Estratto della pagina:
In Polonia la 24esima Conferenza mondiale dell’ONU
“Solo 20 anni per scongiurare la catastrofe climatica”
Il premier polacco: “Non rinunciamo alle centrali a carbone”. Aumenta il fronte dei negazionisti.
Manifestazioni in tutto il mondo per chiedere ai governi di risolvere il problema

Sono passati 3 anni dalla firma dell’accordo di Parigi sul clima, protocollo che fu celebrato con toni trionfalistici in tutto il mondo, eppure ad oggi la sua applicazione è un nulla di fatto e sul suo percorso aumentano gli ostacoli.
A Katowice, nella capitale polacca dell’Alta Slesia, tra i maggiori bacini carboniferi d’Europa dove la fuliggine ha ormai superato i livelli di Pechino, 30 mila delegati di 196 paesi dell’ONU, sono chiamati a discutere dell’applicazione di quell’accordo tanto osannato ma disatteso quanto inefficace.
Durante la sessione inaugurale, il nuovo presidente fascista del Brasile Jair Bolzonaro, ha respinto al mittente la proposta di presiedere e ospitare la Cop25, che nel 2019 dovrebbe tenersi in America Latina.
La decisione dunque segna una netta svolta nella linea politica del paese, membro del BRICS ed incluso da anni nelle cosiddette “economie emergenti”, rispetto agli impegni assunti con l’Accordo di Parigi; in sostanza ecco un altro leader di un grande Paese che si affianca al negazionismo di Trump che uscì dall’accordo durante la Cop22 di Marrakech.
Difficoltà che si aggiungono a ulteriori problemi poiché, se è vero che l’assenza di queste due potenze da un dialogo - seppur inserito in un accordo che aveva come prima grande criticità il fatto di non essere vincolante - rappresenti una grande difficoltà, è altrettanto vero che l’ultimo rapporto del Gruppo intergovernativo sul cambiamento climatico (IPCC), il principale organismo internazionale per la valutazione dei cambiamenti climatici, dimostra come gli attuali impegni di riduzione della Co2 di tutti i singoli Stati non permettano in ogni caso di raggiungere gli obiettivi della Cop 21.
Anche gli altri Paesi capitalistici firmatari dell’accordo, in sostanza, fanno ben poco.
 
 

Due decenni per scongiurare una catastrofe irreversibile
A Katowice ancora una volta, si discuterà di finanziamenti per le rinnovabili, imputazione di costi aggiuntivi secondo il principio “chi più inquina più paga” e, soprattutto, circa la definizione di obiettivi nazionali di riduzione in linea con gli obiettivi raccomandati dalla comunità scientifica.

Dati forniti:

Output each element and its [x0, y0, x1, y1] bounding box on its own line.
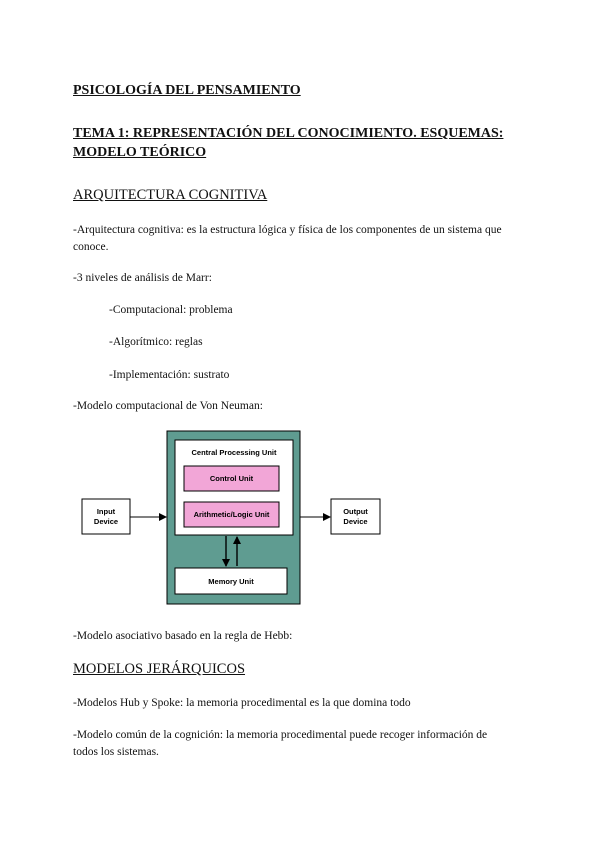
output-device-label-line1: Output [343, 507, 368, 516]
marr-level-implementation: -Implementación: sustrato [109, 369, 230, 381]
document-title: PSICOLOGÍA DEL PENSAMIENTO [73, 83, 301, 98]
memory-unit-label: Memory Unit [208, 577, 254, 586]
alu-label: Arithmetic/Logic Unit [193, 510, 270, 519]
topic-heading-line1: TEMA 1: REPRESENTACIÓN DEL CONOCIMIENTO. ESQUEMAS: [73, 126, 504, 141]
section-heading-hierarchical: MODELOS JERÁRQUICOS [73, 661, 246, 677]
cpu-label: Central Processing Unit [191, 448, 277, 457]
paragraph-common-model-line2: todos los sistemas. [73, 746, 159, 758]
marr-level-computational: -Computacional: problema [109, 304, 233, 316]
paragraph-hebb: -Modelo asociativo basado en la regla de Hebb: [73, 630, 293, 642]
section-heading-architecture: ARQUITECTURA COGNITIVA [73, 187, 268, 203]
input-device-label-line1: Input [96, 507, 116, 516]
input-device-label-line2: Device [93, 517, 119, 526]
control-unit-label: Control Unit [209, 474, 254, 483]
paragraph-common-model-line1: -Modelo común de la cognición: la memoria procedimental puede recoger información de [73, 729, 488, 741]
paragraph-architecture-line1: -Arquitectura cognitiva: es la estructura lógica y física de los componentes de un sistema que [73, 224, 502, 236]
output-device-label-line2: Device [343, 517, 368, 526]
topic-heading-line2: MODELO TEÓRICO [73, 145, 207, 160]
paragraph-hub-spoke: -Modelos Hub y Spoke: la memoria procedimental es la que domina todo [73, 697, 411, 709]
von-neumann-architecture-diagram [78, 428, 398, 608]
marr-level-algorithmic: -Algorítmico: reglas [109, 336, 203, 348]
paragraph-von-neumann: -Modelo computacional de Von Neuman: [73, 400, 263, 412]
paragraph-architecture-line2: conoce. [73, 241, 109, 253]
paragraph-marr: -3 niveles de análisis de Marr: [73, 272, 212, 284]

Completa quanto segue:
- A) Secondo l'articolo sul clima, quanti delegati sono chiamati a discutere a Katowice?
- B) Riporta senza alcuna modifica le righe dell'elenco dalla riga che contiene "output-device-label-line1: Output [343, 507, 368, 516]" fino alla riga che contiene "paragraph-hub-spoke: -Modelos Hub", comprese entrambe.
L'articolo sul clima e l'elenco non hanno alcun legame tra loro.

Soluzioni dell'esercizio:
- A) 30 mila delegati di 196 paesi dell'ONU.

- B)
output-device-label-line1: Output [343, 507, 368, 516]
marr-level-implementation: -Implementación: sustrato [109, 369, 230, 381]
document-title: PSICOLOGÍA DEL PENSAMIENTO [73, 83, 301, 98]
memory-unit-label: Memory Unit [208, 577, 254, 586]
alu-label: Arithmetic/Logic Unit [193, 510, 270, 519]
topic-heading-line1: TEMA 1: REPRESENTACIÓN DEL CONOCIMIENTO. ESQUEMAS: [73, 126, 504, 141]
section-heading-hierarchical: MODELOS JERÁRQUICOS [73, 661, 246, 677]
cpu-label: Central Processing Unit [191, 448, 277, 457]
paragraph-common-model-line2: todos los sistemas. [73, 746, 159, 758]
marr-level-computational: -Computacional: problema [109, 304, 233, 316]
paragraph-hebb: -Modelo asociativo basado en la regla de Hebb: [73, 630, 293, 642]
section-heading-architecture: ARQUITECTURA COGNITIVA [73, 187, 268, 203]
input-device-label-line1: Input [96, 507, 116, 516]
input-device-label-line2: Device [93, 517, 119, 526]
control-unit-label: Control Unit [209, 474, 254, 483]
paragraph-common-model-line1: -Modelo común de la cognición: la memoria procedimental puede recoger información de [73, 729, 488, 741]
paragraph-architecture-line1: -Arquitectura cognitiva: es la estructura lógica y física de los componentes de un sistema que [73, 224, 502, 236]
output-device-label-line2: Device [343, 517, 368, 526]
topic-heading-line2: MODELO TEÓRICO [73, 145, 207, 160]
paragraph-hub-spoke: -Modelos Hub y Spoke: la memoria procedimental es la que domina todo [73, 697, 411, 709]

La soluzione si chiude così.